REQUIREMENT: Tally the lines in the listing below that contain "screenshot" and report the tally alone.

Records from a collection of figures
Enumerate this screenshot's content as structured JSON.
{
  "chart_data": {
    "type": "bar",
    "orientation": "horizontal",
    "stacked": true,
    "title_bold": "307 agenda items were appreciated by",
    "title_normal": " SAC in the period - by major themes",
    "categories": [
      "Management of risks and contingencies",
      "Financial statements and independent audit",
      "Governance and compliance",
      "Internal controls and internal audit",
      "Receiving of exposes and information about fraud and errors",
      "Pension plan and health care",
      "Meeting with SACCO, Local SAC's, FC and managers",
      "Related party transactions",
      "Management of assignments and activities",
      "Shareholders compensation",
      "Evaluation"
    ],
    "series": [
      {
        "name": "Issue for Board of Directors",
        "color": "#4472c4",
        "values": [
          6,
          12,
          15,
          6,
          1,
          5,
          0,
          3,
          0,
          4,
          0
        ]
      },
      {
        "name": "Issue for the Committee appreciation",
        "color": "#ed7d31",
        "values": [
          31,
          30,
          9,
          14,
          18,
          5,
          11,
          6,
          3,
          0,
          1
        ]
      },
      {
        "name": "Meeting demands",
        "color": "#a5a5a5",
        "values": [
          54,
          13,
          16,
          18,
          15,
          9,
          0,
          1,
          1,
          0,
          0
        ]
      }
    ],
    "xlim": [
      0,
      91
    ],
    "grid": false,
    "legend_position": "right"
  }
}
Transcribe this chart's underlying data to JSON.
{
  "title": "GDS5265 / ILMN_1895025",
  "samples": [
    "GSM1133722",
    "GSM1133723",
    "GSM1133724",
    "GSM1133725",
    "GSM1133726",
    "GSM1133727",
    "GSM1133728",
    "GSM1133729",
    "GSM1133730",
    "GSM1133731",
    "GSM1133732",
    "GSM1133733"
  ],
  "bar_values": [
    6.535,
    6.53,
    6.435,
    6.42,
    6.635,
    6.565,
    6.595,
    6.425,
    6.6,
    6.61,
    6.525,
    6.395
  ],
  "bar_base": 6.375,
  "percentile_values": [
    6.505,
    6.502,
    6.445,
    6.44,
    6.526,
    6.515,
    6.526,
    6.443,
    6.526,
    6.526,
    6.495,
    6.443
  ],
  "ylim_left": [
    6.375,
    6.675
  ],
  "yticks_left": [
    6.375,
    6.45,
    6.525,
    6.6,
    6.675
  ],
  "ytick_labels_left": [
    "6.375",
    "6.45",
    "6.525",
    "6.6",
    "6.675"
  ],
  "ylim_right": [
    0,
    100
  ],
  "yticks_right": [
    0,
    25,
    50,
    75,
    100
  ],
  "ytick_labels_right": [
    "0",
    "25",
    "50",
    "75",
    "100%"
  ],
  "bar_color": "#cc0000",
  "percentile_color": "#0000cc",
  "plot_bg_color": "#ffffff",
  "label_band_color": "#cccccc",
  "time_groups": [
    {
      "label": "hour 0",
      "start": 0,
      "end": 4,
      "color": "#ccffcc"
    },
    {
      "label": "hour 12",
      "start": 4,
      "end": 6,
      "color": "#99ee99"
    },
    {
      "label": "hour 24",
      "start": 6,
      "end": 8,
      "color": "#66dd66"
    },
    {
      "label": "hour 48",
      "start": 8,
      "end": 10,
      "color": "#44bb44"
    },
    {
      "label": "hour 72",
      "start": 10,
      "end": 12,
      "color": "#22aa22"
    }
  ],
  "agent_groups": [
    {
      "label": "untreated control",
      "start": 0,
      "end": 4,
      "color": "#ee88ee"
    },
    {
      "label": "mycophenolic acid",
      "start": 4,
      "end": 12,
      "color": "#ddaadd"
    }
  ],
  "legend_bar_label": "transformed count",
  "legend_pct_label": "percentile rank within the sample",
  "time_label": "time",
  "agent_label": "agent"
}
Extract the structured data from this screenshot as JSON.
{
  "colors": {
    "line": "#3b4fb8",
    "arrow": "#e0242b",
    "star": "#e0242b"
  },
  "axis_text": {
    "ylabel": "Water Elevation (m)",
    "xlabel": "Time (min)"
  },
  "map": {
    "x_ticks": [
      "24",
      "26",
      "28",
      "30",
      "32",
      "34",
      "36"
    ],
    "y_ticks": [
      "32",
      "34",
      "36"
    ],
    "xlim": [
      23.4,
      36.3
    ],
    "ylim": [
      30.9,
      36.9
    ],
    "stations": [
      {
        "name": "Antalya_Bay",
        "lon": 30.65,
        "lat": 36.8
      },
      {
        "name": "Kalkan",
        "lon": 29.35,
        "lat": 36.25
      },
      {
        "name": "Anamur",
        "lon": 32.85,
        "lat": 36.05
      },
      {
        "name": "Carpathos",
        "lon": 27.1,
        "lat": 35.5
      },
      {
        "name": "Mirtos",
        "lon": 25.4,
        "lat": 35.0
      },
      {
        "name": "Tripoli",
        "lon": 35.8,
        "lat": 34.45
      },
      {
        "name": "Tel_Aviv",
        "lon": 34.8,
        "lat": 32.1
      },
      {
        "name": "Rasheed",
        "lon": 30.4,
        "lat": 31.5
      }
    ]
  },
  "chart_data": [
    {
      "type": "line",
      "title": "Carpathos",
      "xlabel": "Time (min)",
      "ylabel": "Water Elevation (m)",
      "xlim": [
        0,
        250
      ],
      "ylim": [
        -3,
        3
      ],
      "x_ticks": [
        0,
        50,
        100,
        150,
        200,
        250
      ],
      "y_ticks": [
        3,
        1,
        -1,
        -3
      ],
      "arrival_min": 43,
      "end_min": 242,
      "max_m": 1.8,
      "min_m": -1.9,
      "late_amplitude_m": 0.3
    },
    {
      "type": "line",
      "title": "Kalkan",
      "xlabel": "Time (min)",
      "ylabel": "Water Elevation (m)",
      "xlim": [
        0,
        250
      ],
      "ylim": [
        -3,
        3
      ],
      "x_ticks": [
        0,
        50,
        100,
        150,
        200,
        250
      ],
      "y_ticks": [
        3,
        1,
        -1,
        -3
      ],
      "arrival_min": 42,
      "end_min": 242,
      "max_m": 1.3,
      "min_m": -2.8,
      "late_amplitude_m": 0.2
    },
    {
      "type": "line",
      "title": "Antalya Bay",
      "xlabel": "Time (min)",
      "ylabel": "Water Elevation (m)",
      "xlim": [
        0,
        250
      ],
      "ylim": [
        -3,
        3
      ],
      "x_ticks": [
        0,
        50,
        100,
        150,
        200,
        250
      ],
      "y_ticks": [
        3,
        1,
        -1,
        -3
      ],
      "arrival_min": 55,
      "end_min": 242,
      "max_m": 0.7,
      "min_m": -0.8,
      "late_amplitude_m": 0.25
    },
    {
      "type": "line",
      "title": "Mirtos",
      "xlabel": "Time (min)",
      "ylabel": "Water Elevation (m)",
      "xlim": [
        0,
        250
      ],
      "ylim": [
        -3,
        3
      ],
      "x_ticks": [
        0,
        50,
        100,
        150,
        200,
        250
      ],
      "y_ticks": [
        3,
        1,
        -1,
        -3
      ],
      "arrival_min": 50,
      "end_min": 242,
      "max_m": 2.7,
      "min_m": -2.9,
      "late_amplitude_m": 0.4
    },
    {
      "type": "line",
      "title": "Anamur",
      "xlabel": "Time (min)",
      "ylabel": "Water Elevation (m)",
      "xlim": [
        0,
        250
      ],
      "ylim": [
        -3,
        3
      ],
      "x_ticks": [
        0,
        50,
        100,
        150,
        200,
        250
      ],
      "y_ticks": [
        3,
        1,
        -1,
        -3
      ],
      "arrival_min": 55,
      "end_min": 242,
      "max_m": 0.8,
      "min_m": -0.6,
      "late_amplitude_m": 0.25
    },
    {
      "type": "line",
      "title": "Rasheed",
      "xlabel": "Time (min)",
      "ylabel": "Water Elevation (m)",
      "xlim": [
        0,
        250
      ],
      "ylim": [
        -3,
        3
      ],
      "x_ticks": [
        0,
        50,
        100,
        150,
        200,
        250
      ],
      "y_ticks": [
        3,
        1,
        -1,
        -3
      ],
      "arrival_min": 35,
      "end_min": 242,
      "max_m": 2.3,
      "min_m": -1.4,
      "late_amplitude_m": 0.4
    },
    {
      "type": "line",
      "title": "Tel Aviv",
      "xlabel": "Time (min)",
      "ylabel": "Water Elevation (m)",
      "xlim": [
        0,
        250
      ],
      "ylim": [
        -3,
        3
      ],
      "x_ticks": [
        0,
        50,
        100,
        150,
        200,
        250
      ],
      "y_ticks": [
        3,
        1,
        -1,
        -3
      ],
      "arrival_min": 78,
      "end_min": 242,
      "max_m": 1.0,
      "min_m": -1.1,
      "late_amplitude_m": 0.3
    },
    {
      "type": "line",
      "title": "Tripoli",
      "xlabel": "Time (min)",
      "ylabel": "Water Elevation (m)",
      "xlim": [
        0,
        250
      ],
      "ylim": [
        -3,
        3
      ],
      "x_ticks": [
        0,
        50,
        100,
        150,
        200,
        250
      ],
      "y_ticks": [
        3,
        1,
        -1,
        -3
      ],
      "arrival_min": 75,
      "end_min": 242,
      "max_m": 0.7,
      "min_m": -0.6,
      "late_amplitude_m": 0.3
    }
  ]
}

EXERCISE ANSWER: 2